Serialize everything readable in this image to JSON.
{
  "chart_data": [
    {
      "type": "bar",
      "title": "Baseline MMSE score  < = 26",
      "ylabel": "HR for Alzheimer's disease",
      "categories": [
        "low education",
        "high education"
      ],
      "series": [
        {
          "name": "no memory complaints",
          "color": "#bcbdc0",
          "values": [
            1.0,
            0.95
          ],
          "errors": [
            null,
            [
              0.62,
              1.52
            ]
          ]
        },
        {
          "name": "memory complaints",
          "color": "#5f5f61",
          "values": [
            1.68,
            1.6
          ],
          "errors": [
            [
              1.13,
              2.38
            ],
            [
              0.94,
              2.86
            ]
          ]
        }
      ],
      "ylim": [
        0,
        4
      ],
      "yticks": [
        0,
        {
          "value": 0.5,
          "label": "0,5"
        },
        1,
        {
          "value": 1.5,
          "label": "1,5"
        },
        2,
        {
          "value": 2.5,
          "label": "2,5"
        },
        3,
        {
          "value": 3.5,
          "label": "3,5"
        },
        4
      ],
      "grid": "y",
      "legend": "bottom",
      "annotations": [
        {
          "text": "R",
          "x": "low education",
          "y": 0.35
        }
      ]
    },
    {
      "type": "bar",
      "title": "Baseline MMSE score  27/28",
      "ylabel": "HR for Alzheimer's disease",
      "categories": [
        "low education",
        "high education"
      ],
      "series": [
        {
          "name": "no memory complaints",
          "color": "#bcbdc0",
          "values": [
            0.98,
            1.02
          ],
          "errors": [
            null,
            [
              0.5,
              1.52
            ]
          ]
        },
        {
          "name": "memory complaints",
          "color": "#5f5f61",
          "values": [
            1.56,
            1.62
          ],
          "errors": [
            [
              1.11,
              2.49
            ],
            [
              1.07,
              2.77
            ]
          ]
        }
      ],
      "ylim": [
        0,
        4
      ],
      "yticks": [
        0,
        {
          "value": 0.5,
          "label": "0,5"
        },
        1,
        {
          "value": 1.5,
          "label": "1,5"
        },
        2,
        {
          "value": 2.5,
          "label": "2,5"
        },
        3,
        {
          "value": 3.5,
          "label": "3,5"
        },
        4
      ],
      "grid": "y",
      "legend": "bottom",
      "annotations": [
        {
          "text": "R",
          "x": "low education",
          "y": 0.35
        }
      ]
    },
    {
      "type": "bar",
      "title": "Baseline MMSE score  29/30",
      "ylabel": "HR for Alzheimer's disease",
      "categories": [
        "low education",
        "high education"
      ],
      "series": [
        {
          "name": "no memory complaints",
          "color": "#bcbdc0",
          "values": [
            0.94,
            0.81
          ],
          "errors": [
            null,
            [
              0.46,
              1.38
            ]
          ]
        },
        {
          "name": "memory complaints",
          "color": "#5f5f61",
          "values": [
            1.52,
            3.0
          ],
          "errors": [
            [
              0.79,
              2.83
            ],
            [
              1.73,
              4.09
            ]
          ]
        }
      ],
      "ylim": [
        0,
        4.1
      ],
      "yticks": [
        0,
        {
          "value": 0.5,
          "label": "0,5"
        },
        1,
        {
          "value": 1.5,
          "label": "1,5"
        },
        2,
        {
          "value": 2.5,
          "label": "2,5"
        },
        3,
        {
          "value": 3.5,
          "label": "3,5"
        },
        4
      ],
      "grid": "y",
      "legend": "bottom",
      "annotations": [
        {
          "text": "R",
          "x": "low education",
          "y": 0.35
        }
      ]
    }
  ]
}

★ ★ ★

• **What you need to do**
Every record above must be duplicated exactly.

• **Output for this exercise**
Serialize everything readable in this image to JSON.
{
  "chart_data": [
    {
      "type": "bar",
      "title": "Baseline MMSE score  < = 26",
      "ylabel": "HR for Alzheimer's disease",
      "categories": [
        "low education",
        "high education"
      ],
      "series": [
        {
          "name": "no memory complaints",
          "color": "#bcbdc0",
          "values": [
            1.0,
            0.95
          ],
          "errors": [
            null,
            [
              0.62,
              1.52
            ]
          ]
        },
        {
          "name": "memory complaints",
          "color": "#5f5f61",
          "values": [
            1.68,
            1.6
          ],
          "errors": [
            [
              1.13,
              2.38
            ],
            [
              0.94,
              2.86
            ]
          ]
        }
      ],
      "ylim": [
        0,
        4
      ],
      "yticks": [
        0,
        {
          "value": 0.5,
          "label": "0,5"
        },
        1,
        {
          "value": 1.5,
          "label": "1,5"
        },
        2,
        {
          "value": 2.5,
          "label": "2,5"
        },
        3,
        {
          "value": 3.5,
          "label": "3,5"
        },
        4
      ],
      "grid": "y",
      "legend": "bottom",
      "annotations": [
        {
          "text": "R",
          "x": "low education",
          "y": 0.35
        }
      ]
    },
    {
      "type": "bar",
      "title": "Baseline MMSE score  27/28",
      "ylabel": "HR for Alzheimer's disease",
      "categories": [
        "low education",
        "high education"
      ],
      "series": [
        {
          "name": "no memory complaints",
          "color": "#bcbdc0",
          "values": [
            0.98,
            1.02
          ],
          "errors": [
            null,
            [
              0.5,
              1.52
            ]
          ]
        },
        {
          "name": "memory complaints",
          "color": "#5f5f61",
          "values": [
            1.56,
            1.62
          ],
          "errors": [
            [
              1.11,
              2.49
            ],
            [
              1.07,
              2.77
            ]
          ]
        }
      ],
      "ylim": [
        0,
        4
      ],
      "yticks": [
        0,
        {
          "value": 0.5,
          "label": "0,5"
        },
        1,
        {
          "value": 1.5,
          "label": "1,5"
        },
        2,
        {
          "value": 2.5,
          "label": "2,5"
        },
        3,
        {
          "value": 3.5,
          "label": "3,5"
        },
        4
      ],
      "grid": "y",
      "legend": "bottom",
      "annotations": [
        {
          "text": "R",
          "x": "low education",
          "y": 0.35
        }
      ]
    },
    {
      "type": "bar",
      "title": "Baseline MMSE score  29/30",
      "ylabel": "HR for Alzheimer's disease",
      "categories": [
        "low education",
        "high education"
      ],
      "series": [
        {
          "name": "no memory complaints",
          "color": "#bcbdc0",
          "values": [
            0.94,
            0.81
          ],
          "errors": [
            null,
            [
              0.46,
              1.38
            ]
          ]
        },
        {
          "name": "memory complaints",
          "color": "#5f5f61",
          "values": [
            1.52,
            3.0
          ],
          "errors": [
            [
              0.79,
              2.83
            ],
            [
              1.73,
              4.09
            ]
          ]
        }
      ],
      "ylim": [
        0,
        4.1
      ],
      "yticks": [
        0,
        {
          "value": 0.5,
          "label": "0,5"
        },
        1,
        {
          "value": 1.5,
          "label": "1,5"
        },
        2,
        {
          "value": 2.5,
          "label": "2,5"
        },
        3,
        {
          "value": 3.5,
          "label": "3,5"
        },
        4
      ],
      "grid": "y",
      "legend": "bottom",
      "annotations": [
        {
          "text": "R",
          "x": "low education",
          "y": 0.35
        }
      ]
    }
  ]
}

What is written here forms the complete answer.